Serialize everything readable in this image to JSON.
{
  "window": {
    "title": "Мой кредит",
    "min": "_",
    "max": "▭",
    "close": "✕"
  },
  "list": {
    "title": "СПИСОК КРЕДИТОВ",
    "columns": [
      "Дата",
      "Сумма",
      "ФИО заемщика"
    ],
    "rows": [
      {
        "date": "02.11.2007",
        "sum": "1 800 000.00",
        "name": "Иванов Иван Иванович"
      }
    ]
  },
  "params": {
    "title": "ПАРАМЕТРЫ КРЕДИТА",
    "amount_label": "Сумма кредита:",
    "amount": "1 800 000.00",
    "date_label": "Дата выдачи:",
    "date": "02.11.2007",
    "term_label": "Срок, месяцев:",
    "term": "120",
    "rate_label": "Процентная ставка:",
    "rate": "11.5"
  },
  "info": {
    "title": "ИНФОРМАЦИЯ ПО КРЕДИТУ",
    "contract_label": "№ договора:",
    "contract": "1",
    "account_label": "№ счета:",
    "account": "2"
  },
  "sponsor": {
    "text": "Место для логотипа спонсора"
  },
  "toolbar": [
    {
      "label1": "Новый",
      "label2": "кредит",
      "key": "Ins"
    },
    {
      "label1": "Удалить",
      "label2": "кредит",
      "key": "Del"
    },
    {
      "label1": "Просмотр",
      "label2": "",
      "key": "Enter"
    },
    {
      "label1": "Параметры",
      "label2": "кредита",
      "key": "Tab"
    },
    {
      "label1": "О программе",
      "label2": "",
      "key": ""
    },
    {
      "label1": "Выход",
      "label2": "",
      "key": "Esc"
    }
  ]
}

**Written instruction**. Lines that include the word "title" are to be extracted from the data above.

**Correct answer**.
    "title": "Мой кредит",
    "title": "СПИСОК КРЕДИТОВ",
    "title": "ПАРАМЕТРЫ КРЕДИТА",
    "title": "ИНФОРМАЦИЯ ПО КРЕДИТУ",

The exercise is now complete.